- **EXERCISE DIRECTIONS**
Work out how many lines below contain the word "Lees". Only the number is wanted.

(Collected data entries)
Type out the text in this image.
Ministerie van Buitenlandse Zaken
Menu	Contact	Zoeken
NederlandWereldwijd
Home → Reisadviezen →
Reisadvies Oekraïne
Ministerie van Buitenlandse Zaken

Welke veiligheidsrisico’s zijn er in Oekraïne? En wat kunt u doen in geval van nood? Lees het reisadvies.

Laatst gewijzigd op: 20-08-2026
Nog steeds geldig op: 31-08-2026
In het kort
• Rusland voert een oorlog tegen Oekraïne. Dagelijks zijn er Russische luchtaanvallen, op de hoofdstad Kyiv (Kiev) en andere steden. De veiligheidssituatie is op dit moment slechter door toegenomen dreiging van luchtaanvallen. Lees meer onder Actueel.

- **RESULT OF THE EXERCISE**
2